Data rows —
'''
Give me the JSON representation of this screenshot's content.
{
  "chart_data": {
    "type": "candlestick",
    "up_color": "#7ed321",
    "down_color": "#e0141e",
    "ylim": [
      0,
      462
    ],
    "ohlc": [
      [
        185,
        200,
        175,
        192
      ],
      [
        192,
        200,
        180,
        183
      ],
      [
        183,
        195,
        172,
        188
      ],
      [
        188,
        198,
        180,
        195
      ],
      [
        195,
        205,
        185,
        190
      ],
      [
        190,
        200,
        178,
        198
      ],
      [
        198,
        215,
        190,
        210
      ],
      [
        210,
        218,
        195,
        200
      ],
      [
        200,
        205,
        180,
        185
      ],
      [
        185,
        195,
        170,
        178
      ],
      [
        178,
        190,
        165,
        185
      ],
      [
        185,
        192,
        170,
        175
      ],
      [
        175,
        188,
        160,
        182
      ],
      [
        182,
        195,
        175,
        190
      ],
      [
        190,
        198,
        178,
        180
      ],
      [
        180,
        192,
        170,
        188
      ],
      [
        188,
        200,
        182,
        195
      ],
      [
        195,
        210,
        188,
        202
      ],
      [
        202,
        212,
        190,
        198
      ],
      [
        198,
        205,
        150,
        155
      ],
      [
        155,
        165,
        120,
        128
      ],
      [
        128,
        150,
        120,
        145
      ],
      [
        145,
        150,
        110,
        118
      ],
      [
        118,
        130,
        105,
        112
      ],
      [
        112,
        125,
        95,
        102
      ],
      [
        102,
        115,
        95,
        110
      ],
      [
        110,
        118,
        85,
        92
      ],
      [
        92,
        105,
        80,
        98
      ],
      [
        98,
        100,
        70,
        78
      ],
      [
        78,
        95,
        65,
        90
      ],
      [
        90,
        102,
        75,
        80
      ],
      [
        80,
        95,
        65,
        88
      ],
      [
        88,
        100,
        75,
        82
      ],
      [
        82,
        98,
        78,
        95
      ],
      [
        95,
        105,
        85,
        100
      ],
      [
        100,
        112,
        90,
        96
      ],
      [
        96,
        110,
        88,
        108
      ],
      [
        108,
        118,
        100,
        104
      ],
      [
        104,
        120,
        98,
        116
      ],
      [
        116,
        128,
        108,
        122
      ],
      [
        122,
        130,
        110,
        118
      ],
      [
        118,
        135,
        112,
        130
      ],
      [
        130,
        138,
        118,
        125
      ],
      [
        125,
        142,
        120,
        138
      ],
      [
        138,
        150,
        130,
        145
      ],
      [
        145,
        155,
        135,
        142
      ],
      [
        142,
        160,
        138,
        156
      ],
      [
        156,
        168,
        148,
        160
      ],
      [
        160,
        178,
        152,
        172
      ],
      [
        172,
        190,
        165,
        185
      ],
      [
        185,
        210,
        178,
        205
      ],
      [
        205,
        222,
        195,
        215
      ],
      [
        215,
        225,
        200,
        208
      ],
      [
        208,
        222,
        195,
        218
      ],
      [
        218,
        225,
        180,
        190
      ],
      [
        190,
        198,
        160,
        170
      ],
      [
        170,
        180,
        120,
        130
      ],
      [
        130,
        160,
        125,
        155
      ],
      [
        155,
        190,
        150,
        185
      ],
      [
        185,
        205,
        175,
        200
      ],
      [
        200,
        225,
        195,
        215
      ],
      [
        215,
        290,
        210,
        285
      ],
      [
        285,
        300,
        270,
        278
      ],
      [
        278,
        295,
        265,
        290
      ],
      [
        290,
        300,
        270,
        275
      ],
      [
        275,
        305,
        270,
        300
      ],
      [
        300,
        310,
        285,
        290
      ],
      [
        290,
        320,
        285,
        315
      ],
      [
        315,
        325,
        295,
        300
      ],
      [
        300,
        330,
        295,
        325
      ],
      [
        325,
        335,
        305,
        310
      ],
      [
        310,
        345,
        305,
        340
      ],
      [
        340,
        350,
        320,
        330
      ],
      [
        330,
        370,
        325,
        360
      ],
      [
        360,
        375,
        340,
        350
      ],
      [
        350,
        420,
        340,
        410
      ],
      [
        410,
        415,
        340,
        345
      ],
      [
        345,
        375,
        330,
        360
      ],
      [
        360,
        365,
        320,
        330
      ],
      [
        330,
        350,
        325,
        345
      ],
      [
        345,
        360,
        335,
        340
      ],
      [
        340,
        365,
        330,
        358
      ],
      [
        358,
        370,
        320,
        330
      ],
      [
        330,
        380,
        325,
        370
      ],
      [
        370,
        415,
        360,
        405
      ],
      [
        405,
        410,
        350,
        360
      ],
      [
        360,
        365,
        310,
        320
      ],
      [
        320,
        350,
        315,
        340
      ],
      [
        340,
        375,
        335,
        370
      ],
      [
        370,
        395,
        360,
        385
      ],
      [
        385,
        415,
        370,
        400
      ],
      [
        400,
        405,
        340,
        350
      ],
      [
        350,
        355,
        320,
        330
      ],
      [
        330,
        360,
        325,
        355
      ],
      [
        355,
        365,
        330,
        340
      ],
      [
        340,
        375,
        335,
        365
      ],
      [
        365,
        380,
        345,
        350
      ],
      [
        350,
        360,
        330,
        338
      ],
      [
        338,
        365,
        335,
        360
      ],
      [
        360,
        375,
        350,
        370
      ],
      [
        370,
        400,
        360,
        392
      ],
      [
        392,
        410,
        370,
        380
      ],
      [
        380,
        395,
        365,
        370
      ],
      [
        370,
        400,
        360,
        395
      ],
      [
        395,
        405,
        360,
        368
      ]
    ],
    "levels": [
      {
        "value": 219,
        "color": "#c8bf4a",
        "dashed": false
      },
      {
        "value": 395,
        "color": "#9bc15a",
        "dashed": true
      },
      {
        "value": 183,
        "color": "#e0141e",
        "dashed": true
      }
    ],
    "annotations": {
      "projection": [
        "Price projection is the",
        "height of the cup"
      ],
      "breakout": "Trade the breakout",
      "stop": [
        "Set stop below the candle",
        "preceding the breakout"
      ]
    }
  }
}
'''
Problem details —
Please output the complete data exactly.

Answer —
Give me the JSON representation of this screenshot's content.
{
  "chart_data": {
    "type": "candlestick",
    "up_color": "#7ed321",
    "down_color": "#e0141e",
    "ylim": [
      0,
      462
    ],
    "ohlc": [
      [
        185,
        200,
        175,
        192
      ],
      [
        192,
        200,
        180,
        183
      ],
      [
        183,
        195,
        172,
        188
      ],
      [
        188,
        198,
        180,
        195
      ],
      [
        195,
        205,
        185,
        190
      ],
      [
        190,
        200,
        178,
        198
      ],
      [
        198,
        215,
        190,
        210
      ],
      [
        210,
        218,
        195,
        200
      ],
      [
        200,
        205,
        180,
        185
      ],
      [
        185,
        195,
        170,
        178
      ],
      [
        178,
        190,
        165,
        185
      ],
      [
        185,
        192,
        170,
        175
      ],
      [
        175,
        188,
        160,
        182
      ],
      [
        182,
        195,
        175,
        190
      ],
      [
        190,
        198,
        178,
        180
      ],
      [
        180,
        192,
        170,
        188
      ],
      [
        188,
        200,
        182,
        195
      ],
      [
        195,
        210,
        188,
        202
      ],
      [
        202,
        212,
        190,
        198
      ],
      [
        198,
        205,
        150,
        155
      ],
      [
        155,
        165,
        120,
        128
      ],
      [
        128,
        150,
        120,
        145
      ],
      [
        145,
        150,
        110,
        118
      ],
      [
        118,
        130,
        105,
        112
      ],
      [
        112,
        125,
        95,
        102
      ],
      [
        102,
        115,
        95,
        110
      ],
      [
        110,
        118,
        85,
        92
      ],
      [
        92,
        105,
        80,
        98
      ],
      [
        98,
        100,
        70,
        78
      ],
      [
        78,
        95,
        65,
        90
      ],
      [
        90,
        102,
        75,
        80
      ],
      [
        80,
        95,
        65,
        88
      ],
      [
        88,
        100,
        75,
        82
      ],
      [
        82,
        98,
        78,
        95
      ],
      [
        95,
        105,
        85,
        100
      ],
      [
        100,
        112,
        90,
        96
      ],
      [
        96,
        110,
        88,
        108
      ],
      [
        108,
        118,
        100,
        104
      ],
      [
        104,
        120,
        98,
        116
      ],
      [
        116,
        128,
        108,
        122
      ],
      [
        122,
        130,
        110,
        118
      ],
      [
        118,
        135,
        112,
        130
      ],
      [
        130,
        138,
        118,
        125
      ],
      [
        125,
        142,
        120,
        138
      ],
      [
        138,
        150,
        130,
        145
      ],
      [
        145,
        155,
        135,
        142
      ],
      [
        142,
        160,
        138,
        156
      ],
      [
        156,
        168,
        148,
        160
      ],
      [
        160,
        178,
        152,
        172
      ],
      [
        172,
        190,
        165,
        185
      ],
      [
        185,
        210,
        178,
        205
      ],
      [
        205,
        222,
        195,
        215
      ],
      [
        215,
        225,
        200,
        208
      ],
      [
        208,
        222,
        195,
        218
      ],
      [
        218,
        225,
        180,
        190
      ],
      [
        190,
        198,
        160,
        170
      ],
      [
        170,
        180,
        120,
        130
      ],
      [
        130,
        160,
        125,
        155
      ],
      [
        155,
        190,
        150,
        185
      ],
      [
        185,
        205,
        175,
        200
      ],
      [
        200,
        225,
        195,
        215
      ],
      [
        215,
        290,
        210,
        285
      ],
      [
        285,
        300,
        270,
        278
      ],
      [
        278,
        295,
        265,
        290
      ],
      [
        290,
        300,
        270,
        275
      ],
      [
        275,
        305,
        270,
        300
      ],
      [
        300,
        310,
        285,
        290
      ],
      [
        290,
        320,
        285,
        315
      ],
      [
        315,
        325,
        295,
        300
      ],
      [
        300,
        330,
        295,
        325
      ],
      [
        325,
        335,
        305,
        310
      ],
      [
        310,
        345,
        305,
        340
      ],
      [
        340,
        350,
        320,
        330
      ],
      [
        330,
        370,
        325,
        360
      ],
      [
        360,
        375,
        340,
        350
      ],
      [
        350,
        420,
        340,
        410
      ],
      [
        410,
        415,
        340,
        345
      ],
      [
        345,
        375,
        330,
        360
      ],
      [
        360,
        365,
        320,
        330
      ],
      [
        330,
        350,
        325,
        345
      ],
      [
        345,
        360,
        335,
        340
      ],
      [
        340,
        365,
        330,
        358
      ],
      [
        358,
        370,
        320,
        330
      ],
      [
        330,
        380,
        325,
        370
      ],
      [
        370,
        415,
        360,
        405
      ],
      [
        405,
        410,
        350,
        360
      ],
      [
        360,
        365,
        310,
        320
      ],
      [
        320,
        350,
        315,
        340
      ],
      [
        340,
        375,
        335,
        370
      ],
      [
        370,
        395,
        360,
        385
      ],
      [
        385,
        415,
        370,
        400
      ],
      [
        400,
        405,
        340,
        350
      ],
      [
        350,
        355,
        320,
        330
      ],
      [
        330,
        360,
        325,
        355
      ],
      [
        355,
        365,
        330,
        340
      ],
      [
        340,
        375,
        335,
        365
      ],
      [
        365,
        380,
        345,
        350
      ],
      [
        350,
        360,
        330,
        338
      ],
      [
        338,
        365,
        335,
        360
      ],
      [
        360,
        375,
        350,
        370
      ],
      [
        370,
        400,
        360,
        392
      ],
      [
        392,
        410,
        370,
        380
      ],
      [
        380,
        395,
        365,
        370
      ],
      [
        370,
        400,
        360,
        395
      ],
      [
        395,
        405,
        360,
        368
      ]
    ],
    "levels": [
      {
        "value": 219,
        "color": "#c8bf4a",
        "dashed": false
      },
      {
        "value": 395,
        "color": "#9bc15a",
        "dashed": true
      },
      {
        "value": 183,
        "color": "#e0141e",
        "dashed": true
      }
    ],
    "annotations": {
      "projection": [
        "Price projection is the",
        "height of the cup"
      ],
      "breakout": "Trade the breakout",
      "stop": [
        "Set stop below the candle",
        "preceding the breakout"
      ]
    }
  }
}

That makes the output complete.